## Exercise instructions:
Find the lines that contain the word "ventas" and copy each one.

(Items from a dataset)
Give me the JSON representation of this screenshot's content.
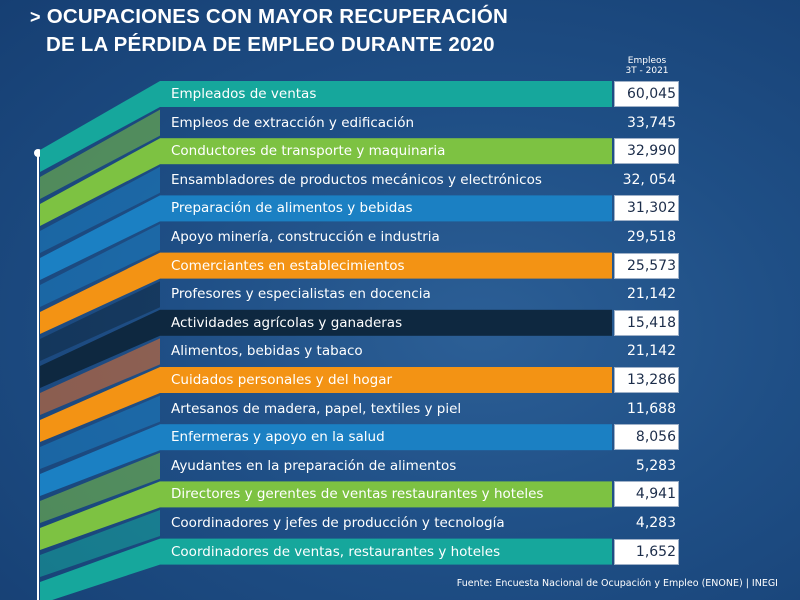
{
  "title": {
    "chevron": ">",
    "line1": "OCUPACIONES CON MAYOR RECUPERACIÓN",
    "line2": "DE LA PÉRDIDA DE EMPLEO DURANTE 2020"
  },
  "value_header": {
    "line1": "Empleos",
    "line2": "3T - 2021"
  },
  "source": "Fuente: Encuesta Nacional de Ocupación y Empleo (ENONE) | INEGI",
  "colors": {
    "teal": "#16a79c",
    "green": "#7dc242",
    "blue": "#1b80c3",
    "orange": "#f39314",
    "dark": "#0e2840",
    "red_orange": "#e8702a"
  },
  "chart_data": {
    "type": "table",
    "title": "OCUPACIONES CON MAYOR RECUPERACIÓN DE LA PÉRDIDA DE EMPLEO DURANTE 2020",
    "value_label": "Empleos 3T - 2021",
    "rows": [
      {
        "label": "Empleados de ventas",
        "value": "60,045",
        "highlight": true,
        "color": "teal"
      },
      {
        "label": "Empleos de extracción y edificación",
        "value": "33,745",
        "highlight": false,
        "color": "green"
      },
      {
        "label": "Conductores de transporte y maquinaria",
        "value": "32,990",
        "highlight": true,
        "color": "green"
      },
      {
        "label": "Ensambladores de productos mecánicos y electrónicos",
        "value": "32, 054",
        "highlight": false,
        "color": "blue"
      },
      {
        "label": "Preparación de alimentos y bebidas",
        "value": "31,302",
        "highlight": true,
        "color": "blue"
      },
      {
        "label": "Apoyo minería, construcción e industria",
        "value": "29,518",
        "highlight": false,
        "color": "blue"
      },
      {
        "label": "Comerciantes en establecimientos",
        "value": "25,573",
        "highlight": true,
        "color": "orange"
      },
      {
        "label": "Profesores y especialistas en docencia",
        "value": "21,142",
        "highlight": false,
        "color": "dark"
      },
      {
        "label": "Actividades agrícolas y ganaderas",
        "value": "15,418",
        "highlight": true,
        "color": "dark"
      },
      {
        "label": "Alimentos, bebidas y tabaco",
        "value": "21,142",
        "highlight": false,
        "color": "red_orange"
      },
      {
        "label": "Cuidados personales y del hogar",
        "value": "13,286",
        "highlight": true,
        "color": "orange"
      },
      {
        "label": "Artesanos de madera, papel, textiles y piel",
        "value": "11,688",
        "highlight": false,
        "color": "blue"
      },
      {
        "label": "Enfermeras y apoyo en la salud",
        "value": "8,056",
        "highlight": true,
        "color": "blue"
      },
      {
        "label": "Ayudantes en la preparación de alimentos",
        "value": "5,283",
        "highlight": false,
        "color": "green"
      },
      {
        "label": "Directores y gerentes de ventas restaurantes y hoteles",
        "value": "4,941",
        "highlight": true,
        "color": "green"
      },
      {
        "label": "Coordinadores y jefes de producción y tecnología",
        "value": "4,283",
        "highlight": false,
        "color": "teal"
      },
      {
        "label": "Coordinadores de ventas, restaurantes y hoteles",
        "value": "1,652",
        "highlight": true,
        "color": "teal"
      }
    ]
  }
}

## Output:
        "label": "Empleados de ventas",
        "label": "Directores y gerentes de ventas restaurantes y hoteles",
        "label": "Coordinadores de ventas, restaurantes y hoteles",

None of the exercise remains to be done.